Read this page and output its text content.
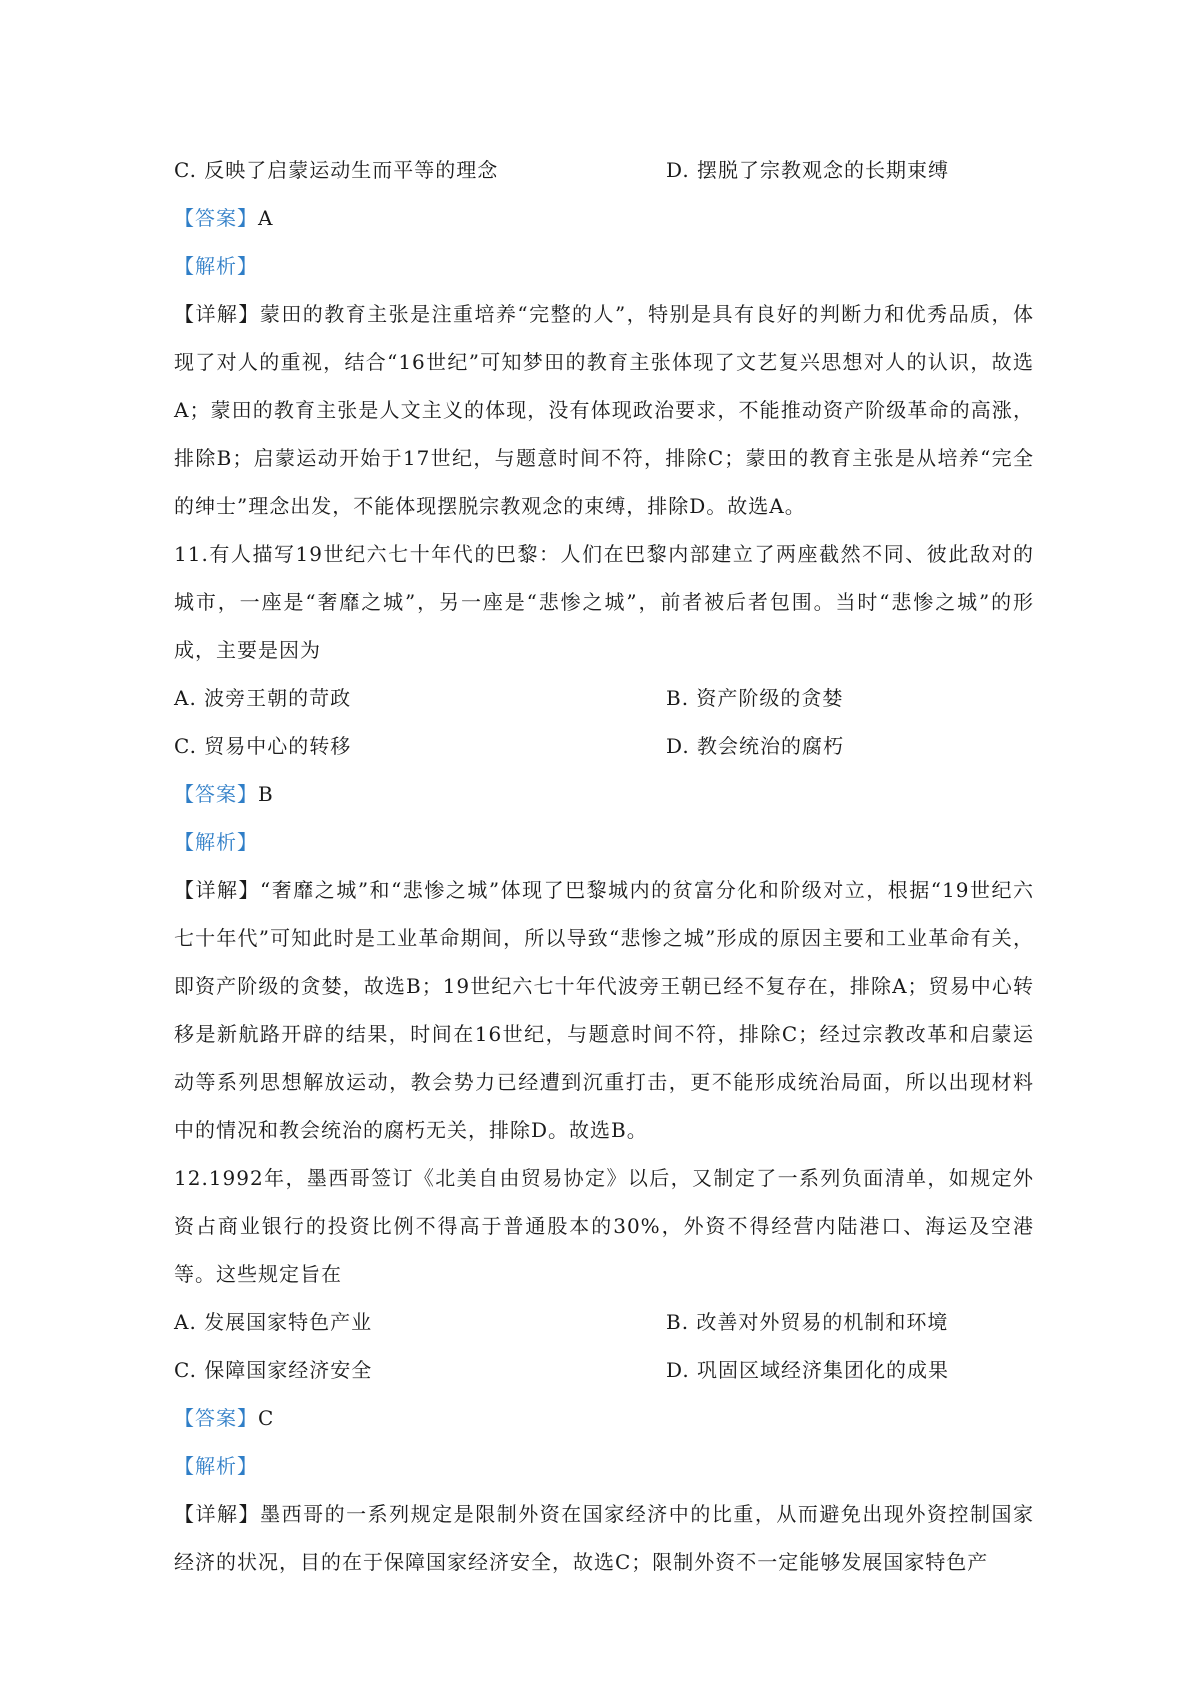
C. 反映了启蒙运动生而平等的理念	D. 摆脱了宗教观念的长期束缚
【答案】A
【解析】
【详解】蒙田的教育主张是注重培养“完整的人”，特别是具有良好的判断力和优秀品质，体现了对人的重视，结合“16世纪”可知梦田的教育主张体现了文艺复兴思想对人的认识，故选A；蒙田的教育主张是人文主义的体现，没有体现政治要求，不能推动资产阶级革命的高涨，排除B；启蒙运动开始于17世纪，与题意时间不符，排除C；蒙田的教育主张是从培养“完全的绅士”理念出发，不能体现摆脱宗教观念的束缚，排除D。故选A。
11.有人描写19世纪六七十年代的巴黎：人们在巴黎内部建立了两座截然不同、彼此敌对的城市，一座是“奢靡之城”，另一座是“悲惨之城”，前者被后者包围。当时“悲惨之城”的形成，主要是因为
A. 波旁王朝的苛政	B. 资产阶级的贪婪
C. 贸易中心的转移	D. 教会统治的腐朽
【答案】B
【解析】
【详解】“奢靡之城”和“悲惨之城”体现了巴黎城内的贫富分化和阶级对立，根据“19世纪六七十年代”可知此时是工业革命期间，所以导致“悲惨之城”形成的原因主要和工业革命有关，即资产阶级的贪婪，故选B；19世纪六七十年代波旁王朝已经不复存在，排除A；贸易中心转移是新航路开辟的结果，时间在16世纪，与题意时间不符，排除C；经过宗教改革和启蒙运动等系列思想解放运动，教会势力已经遭到沉重打击，更不能形成统治局面，所以出现材料中的情况和教会统治的腐朽无关，排除D。故选B。
12.1992年，墨西哥签订《北美自由贸易协定》以后，又制定了一系列负面清单，如规定外资占商业银行的投资比例不得高于普通股本的30%，外资不得经营内陆港口、海运及空港等。这些规定旨在
A. 发展国家特色产业	B. 改善对外贸易的机制和环境
C. 保障国家经济安全	D. 巩固区域经济集团化的成果
【答案】C
【解析】
【详解】墨西哥的一系列规定是限制外资在国家经济中的比重，从而避免出现外资控制国家经济的状况，目的在于保障国家经济安全，故选C；限制外资不一定能够发展国家特色产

» Problem details: Give the entries again without a single change, but with no pictures.

» Result:
Read this page and output its text content.
C. 反映了启蒙运动生而平等的理念	D. 摆脱了宗教观念的长期束缚
【答案】A
【解析】
【详解】蒙田的教育主张是注重培养“完整的人”，特别是具有良好的判断力和优秀品质，体现了对人的重视，结合“16世纪”可知梦田的教育主张体现了文艺复兴思想对人的认识，故选A；蒙田的教育主张是人文主义的体现，没有体现政治要求，不能推动资产阶级革命的高涨，排除B；启蒙运动开始于17世纪，与题意时间不符，排除C；蒙田的教育主张是从培养“完全的绅士”理念出发，不能体现摆脱宗教观念的束缚，排除D。故选A。
11.有人描写19世纪六七十年代的巴黎：人们在巴黎内部建立了两座截然不同、彼此敌对的城市，一座是“奢靡之城”，另一座是“悲惨之城”，前者被后者包围。当时“悲惨之城”的形成，主要是因为
A. 波旁王朝的苛政	B. 资产阶级的贪婪
C. 贸易中心的转移	D. 教会统治的腐朽
【答案】B
【解析】
【详解】“奢靡之城”和“悲惨之城”体现了巴黎城内的贫富分化和阶级对立，根据“19世纪六七十年代”可知此时是工业革命期间，所以导致“悲惨之城”形成的原因主要和工业革命有关，即资产阶级的贪婪，故选B；19世纪六七十年代波旁王朝已经不复存在，排除A；贸易中心转移是新航路开辟的结果，时间在16世纪，与题意时间不符，排除C；经过宗教改革和启蒙运动等系列思想解放运动，教会势力已经遭到沉重打击，更不能形成统治局面，所以出现材料中的情况和教会统治的腐朽无关，排除D。故选B。
12.1992年，墨西哥签订《北美自由贸易协定》以后，又制定了一系列负面清单，如规定外资占商业银行的投资比例不得高于普通股本的30%，外资不得经营内陆港口、海运及空港等。这些规定旨在
A. 发展国家特色产业	B. 改善对外贸易的机制和环境
C. 保障国家经济安全	D. 巩固区域经济集团化的成果
【答案】C
【解析】
【详解】墨西哥的一系列规定是限制外资在国家经济中的比重，从而避免出现外资控制国家经济的状况，目的在于保障国家经济安全，故选C；限制外资不一定能够发展国家特色产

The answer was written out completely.